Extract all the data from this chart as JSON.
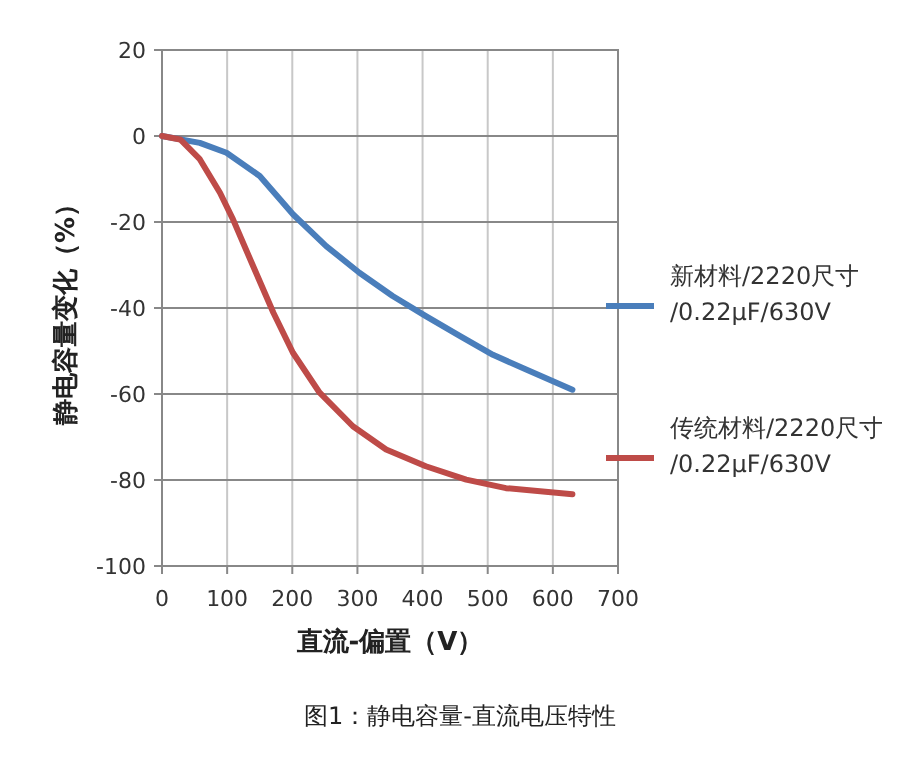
{
  "chart_data": {
    "type": "line",
    "xlabel": "直流-偏置（V）",
    "ylabel": "静电容量变化（%）",
    "annotations": [
      "图1：静电容量-直流电压特性"
    ],
    "xlim": [
      0,
      700
    ],
    "xticks": [
      0,
      100,
      200,
      300,
      400,
      500,
      600,
      700
    ],
    "ylim": [
      -100,
      20
    ],
    "yticks": [
      -100,
      -80,
      -60,
      -40,
      -20,
      0,
      20
    ],
    "grid": true,
    "legend": "right",
    "marker": "none",
    "line_style": "solid",
    "series": [
      {
        "name": "新材料/2220尺寸/0.22μF/630V",
        "color": "#4a7ebb",
        "x": [
          0,
          58,
          99,
          150,
          201,
          252,
          303,
          354,
          405,
          457,
          508,
          559,
          630
        ],
        "values": [
          0,
          -1.6,
          -3.9,
          -9.3,
          -18.2,
          -25.6,
          -31.8,
          -37.2,
          -41.9,
          -46.5,
          -50.9,
          -54.3,
          -59
        ]
      },
      {
        "name": "传统材料/2220尺寸/0.22μF/630V",
        "color": "#be4b48",
        "x": [
          0,
          28,
          58,
          89,
          109,
          140,
          171,
          201,
          242,
          293,
          344,
          405,
          467,
          528,
          630
        ],
        "values": [
          0,
          -0.8,
          -5.4,
          -13.2,
          -19.4,
          -30.3,
          -41.1,
          -50.4,
          -59.7,
          -67.5,
          -72.9,
          -76.8,
          -79.9,
          -81.9,
          -83.3
        ]
      }
    ]
  }
}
::::::::
Reproduce each entry precisely. Leave the pictures out.

Extract all the data from this chart as JSON.
{
  "chart_data": {
    "type": "line",
    "xlabel": "直流-偏置（V）",
    "ylabel": "静电容量变化（%）",
    "annotations": [
      "图1：静电容量-直流电压特性"
    ],
    "xlim": [
      0,
      700
    ],
    "xticks": [
      0,
      100,
      200,
      300,
      400,
      500,
      600,
      700
    ],
    "ylim": [
      -100,
      20
    ],
    "yticks": [
      -100,
      -80,
      -60,
      -40,
      -20,
      0,
      20
    ],
    "grid": true,
    "legend": "right",
    "marker": "none",
    "line_style": "solid",
    "series": [
      {
        "name": "新材料/2220尺寸/0.22μF/630V",
        "color": "#4a7ebb",
        "x": [
          0,
          58,
          99,
          150,
          201,
          252,
          303,
          354,
          405,
          457,
          508,
          559,
          630
        ],
        "values": [
          0,
          -1.6,
          -3.9,
          -9.3,
          -18.2,
          -25.6,
          -31.8,
          -37.2,
          -41.9,
          -46.5,
          -50.9,
          -54.3,
          -59
        ]
      },
      {
        "name": "传统材料/2220尺寸/0.22μF/630V",
        "color": "#be4b48",
        "x": [
          0,
          28,
          58,
          89,
          109,
          140,
          171,
          201,
          242,
          293,
          344,
          405,
          467,
          528,
          630
        ],
        "values": [
          0,
          -0.8,
          -5.4,
          -13.2,
          -19.4,
          -30.3,
          -41.1,
          -50.4,
          -59.7,
          -67.5,
          -72.9,
          -76.8,
          -79.9,
          -81.9,
          -83.3
        ]
      }
    ]
  }
}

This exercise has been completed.